# TASK DIRECTIONS
Take every line from the material that has the word "DVERPH" in it.

# Extracted data entries
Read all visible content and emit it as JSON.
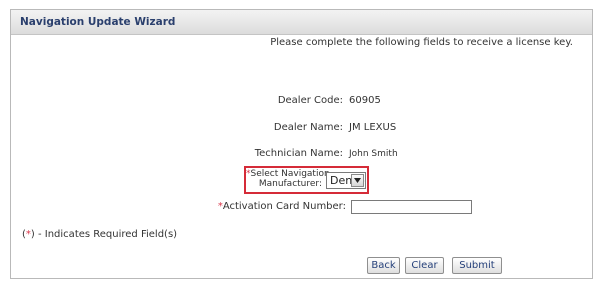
{
  "wizard": {
    "title": "Navigation Update Wizard",
    "instruction": "Please complete the following fields to receive a license key."
  },
  "fields": {
    "dealer_code": {
      "label": "Dealer Code:",
      "value": "60905"
    },
    "dealer_name": {
      "label": "Dealer Name:",
      "value": "JM LEXUS"
    },
    "technician_name": {
      "label": "Technician Name:",
      "value": "John Smith"
    },
    "navigation_manufacturer": {
      "required_marker": "*",
      "label_line1": "Select Navigation",
      "label_line2": "Manufacturer:",
      "selected": "Denso"
    },
    "activation_card_number": {
      "required_marker": "*",
      "label": "Activation Card Number:",
      "value": ""
    }
  },
  "required_note": {
    "open_paren": "(",
    "marker": "*",
    "rest": ") - Indicates Required Field(s)"
  },
  "buttons": {
    "back": "Back",
    "clear": "Clear",
    "submit": "Submit"
  },
  "colors": {
    "required": "#d9364a",
    "highlight_border": "#d52b38",
    "title_text": "#2a3f6d",
    "button_text": "#243f79"
  }
}
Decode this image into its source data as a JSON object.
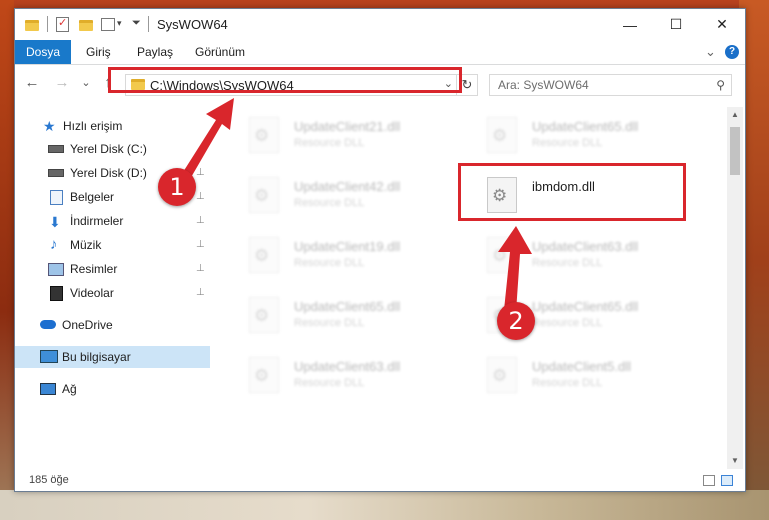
{
  "window": {
    "title": "SysWOW64",
    "minimize_glyph": "—",
    "maximize_glyph": "☐",
    "close_glyph": "✕"
  },
  "ribbon": {
    "tabs": [
      "Dosya",
      "Giriş",
      "Paylaş",
      "Görünüm"
    ],
    "expand_glyph": "⌄",
    "help_glyph": "?"
  },
  "address_bar": {
    "path": "C:\\Windows\\SysWOW64",
    "dropdown_glyph": "⌄",
    "refresh_glyph": "↻"
  },
  "search": {
    "placeholder": "Ara: SysWOW64",
    "icon": "search-icon"
  },
  "nav_buttons": {
    "back": "←",
    "forward": "→",
    "recent": "⌄",
    "up": "↑"
  },
  "sidebar": {
    "items": [
      {
        "label": "Hızlı erişim",
        "icon": "star-icon"
      },
      {
        "label": "Yerel Disk (C:)",
        "icon": "drive-icon"
      },
      {
        "label": "Yerel Disk (D:)",
        "icon": "drive-icon"
      },
      {
        "label": "Belgeler",
        "icon": "documents-icon",
        "pinned": true
      },
      {
        "label": "İndirmeler",
        "icon": "download-icon",
        "pinned": true
      },
      {
        "label": "Müzik",
        "icon": "music-icon",
        "pinned": true
      },
      {
        "label": "Resimler",
        "icon": "pictures-icon",
        "pinned": true
      },
      {
        "label": "Videolar",
        "icon": "video-icon",
        "pinned": true
      },
      {
        "label": "OneDrive",
        "icon": "cloud-icon"
      },
      {
        "label": "Bu bilgisayar",
        "icon": "computer-icon",
        "selected": true
      },
      {
        "label": "Ağ",
        "icon": "network-icon"
      }
    ],
    "pin_glyph": "📌"
  },
  "files": [
    {
      "name": "UpdateClient21.dll",
      "desc": "Resource DLL",
      "faded": true
    },
    {
      "name": "UpdateClient65.dll",
      "desc": "Resource DLL",
      "faded": true
    },
    {
      "name": "UpdateClient42.dll",
      "desc": "Resource DLL",
      "faded": true
    },
    {
      "name": "ibmdom.dll",
      "desc": "",
      "faded": false
    },
    {
      "name": "UpdateClient19.dll",
      "desc": "Resource DLL",
      "faded": true
    },
    {
      "name": "UpdateClient63.dll",
      "desc": "Resource DLL",
      "faded": true
    },
    {
      "name": "UpdateClient65.dll",
      "desc": "Resource DLL",
      "faded": true
    },
    {
      "name": "UpdateClient65.dll",
      "desc": "Resource DLL",
      "faded": true
    },
    {
      "name": "UpdateClient63.dll",
      "desc": "Resource DLL",
      "faded": true
    },
    {
      "name": "UpdateClient5.dll",
      "desc": "Resource DLL",
      "faded": true
    }
  ],
  "status": {
    "item_count": "185 öğe"
  },
  "callouts": {
    "step1": "1",
    "step2": "2",
    "color": "#d9262c"
  }
}
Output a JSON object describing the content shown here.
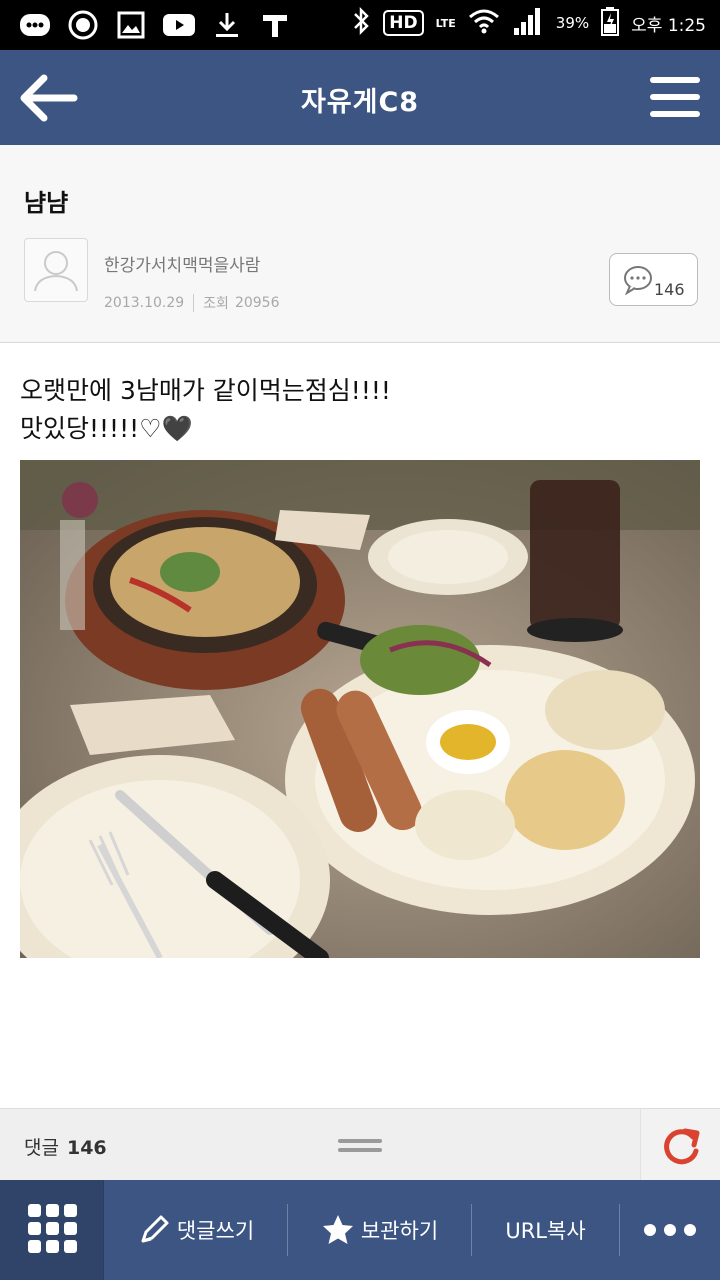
{
  "status_bar": {
    "battery": "39%",
    "time": "오후 1:25",
    "network": "LTE",
    "hd": "HD"
  },
  "app_bar": {
    "title": "자유게C8"
  },
  "post": {
    "title": "냠냠",
    "author": "한강가서치맥먹을사람",
    "date": "2013.10.29",
    "views_label": "조회",
    "views": "20956",
    "comment_count": "146",
    "body_line1": "오랫만에 3남매가 같이먹는점심!!!!",
    "body_line2": "맛있당!!!!!♡🖤"
  },
  "comment_bar": {
    "label": "댓글",
    "count": "146"
  },
  "bottom_nav": {
    "write_comment": "댓글쓰기",
    "save": "보관하기",
    "copy_url": "URL복사"
  },
  "colors": {
    "header": "#3d5582",
    "accent_refresh": "#d9432f"
  }
}
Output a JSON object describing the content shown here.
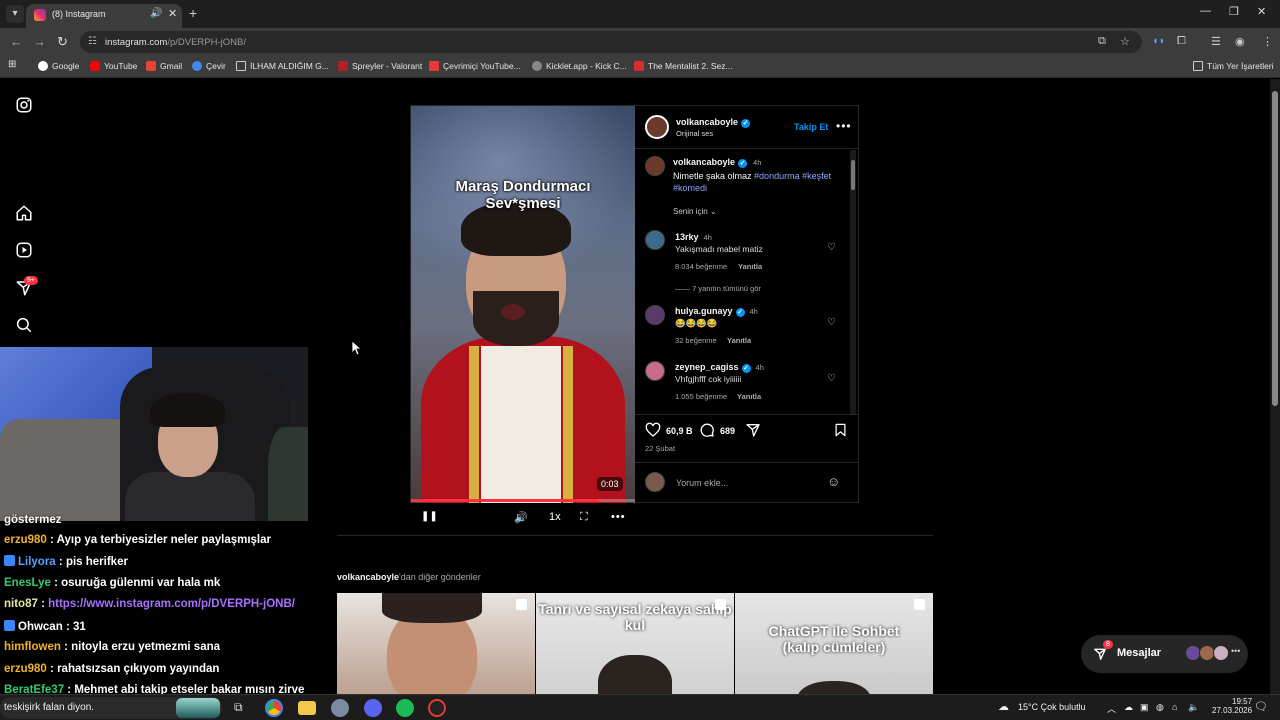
{
  "browser": {
    "tab_title": "(8) Instagram",
    "new_tab": "+",
    "url_host": "instagram.com",
    "url_path": "/p/DVERPH-jONB/",
    "bookmarks": [
      "Google",
      "YouTube",
      "Gmail",
      "Çevir",
      "İLHAM ALDIĞIM G...",
      "Spreyler - Valorant",
      "Çevrimiçi YouTube...",
      "Kicklet.app - Kick C...",
      "The Mentalist 2. Sez..."
    ],
    "all_bookmarks": "Tüm Yer İşaretleri"
  },
  "sidebar": {
    "badge": "9+"
  },
  "post": {
    "video_caption_line1": "Maraş Dondurmacı",
    "video_caption_line2": "Sev*şmesi",
    "video_time": "0:03",
    "video_progress": 0.84,
    "speed": "1x",
    "author": "volkancaboyle",
    "audio": "Orijinal ses",
    "follow": "Takip Et",
    "caption_time": "4h",
    "caption_text": "Nimetle şaka olmaz",
    "caption_tags": [
      "#dondurma",
      "#keşfet",
      "#komedi"
    ],
    "sort": "Senin için",
    "comments": [
      {
        "user": "13rky",
        "verified": false,
        "time": "4h",
        "text": "Yakışmadı mabel matiz",
        "likes": "8.034 beğenme",
        "reply": "Yanıtla"
      },
      {
        "user": "hulya.gunayy",
        "verified": true,
        "time": "4h",
        "text": "😂😂😂😂",
        "likes": "32 beğenme",
        "reply": "Yanıtla"
      },
      {
        "user": "zeynep_cagiss",
        "verified": true,
        "time": "4h",
        "text": "Vhfgjhfff cok iyiiiiii",
        "likes": "1.055 beğenme",
        "reply": "Yanıtla"
      }
    ],
    "view_replies": "7 yanıtın tümünü gör",
    "like_count": "60,9 B",
    "comment_count": "689",
    "date": "22 Şubat",
    "comment_placeholder": "Yorum ekle..."
  },
  "more_posts": {
    "user": "volkancaboyle",
    "suffix": "'dan diğer gönderiler",
    "thumbs": [
      {
        "text": ""
      },
      {
        "text": "Tanrı ve sayısal zekaya sahip kul"
      },
      {
        "text": "ChatGPT ile Sohbet (kalıp cümleler)"
      }
    ]
  },
  "messages": {
    "label": "Mesajlar",
    "badge": "8"
  },
  "chat": [
    {
      "user": "",
      "text": "göstermez",
      "color": "#ffffff"
    },
    {
      "user": "erzu980",
      "text": ": Ayıp ya terbiyesizler neler paylaşmışlar",
      "color": "#f0b429"
    },
    {
      "user": "Lilyora",
      "text": ": pis herifker",
      "color": "#3a86ff",
      "icon": true
    },
    {
      "user": "EnesLye",
      "text": ": osuruğa gülenmi var hala mk",
      "color": "#2ecc71"
    },
    {
      "user": "nito87",
      "text": ": ",
      "link": "https://www.instagram.com/p/DVERPH-jONB/",
      "color": "#ffffff"
    },
    {
      "user": "Ohwcan",
      "text": ": 31",
      "color": "#ffffff",
      "icon": true
    },
    {
      "user": "himflowen",
      "text": ": nitoyla erzu yetmezmi sana",
      "color": "#f0b429"
    },
    {
      "user": "erzu980",
      "text": ": rahatsızsan çıkıyom yayından",
      "color": "#f0b429"
    },
    {
      "user": "BeratEfe37",
      "text": ": Mehmet abi takip etseler bakar mısın zirve",
      "color": "#2ecc71"
    }
  ],
  "taskbar": {
    "search_text": "teskişirk falan diyon.",
    "weather": "15°C  Çok bulutlu",
    "time": "19:57",
    "date": "27.03.2026"
  }
}
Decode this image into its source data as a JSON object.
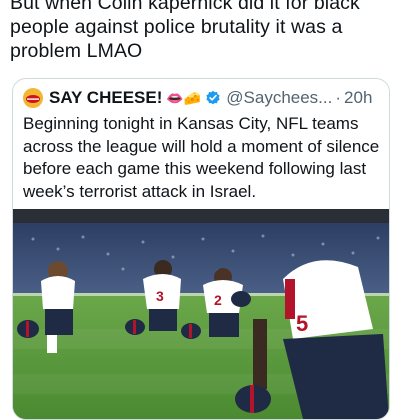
{
  "post": {
    "text": "But when Colin kapernick did it for black people against police brutality it was a problem LMAO"
  },
  "quote": {
    "author_name": "SAY CHEESE!",
    "emojis": "👄🧀",
    "handle": "@Saychees...",
    "separator": "·",
    "time": "20h",
    "text": "Beginning tonight in Kansas City, NFL teams across the league will hold a moment of silence before each game this weekend following last week’s terrorist attack in Israel."
  },
  "photo": {
    "jersey_numbers": [
      "3",
      "2",
      "5"
    ],
    "colors": {
      "grass": "#5b9a3c",
      "jersey": "#ffffff",
      "pants": "#1f2a44",
      "helmet_stripe": "#b3132b",
      "verified_blue": "#1d9bf0"
    }
  }
}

# ANSWER
    "url_path": "/p/DVERPH-jONB/",
      "link": "https://www.instagram.com/p/DVERPH-jONB/",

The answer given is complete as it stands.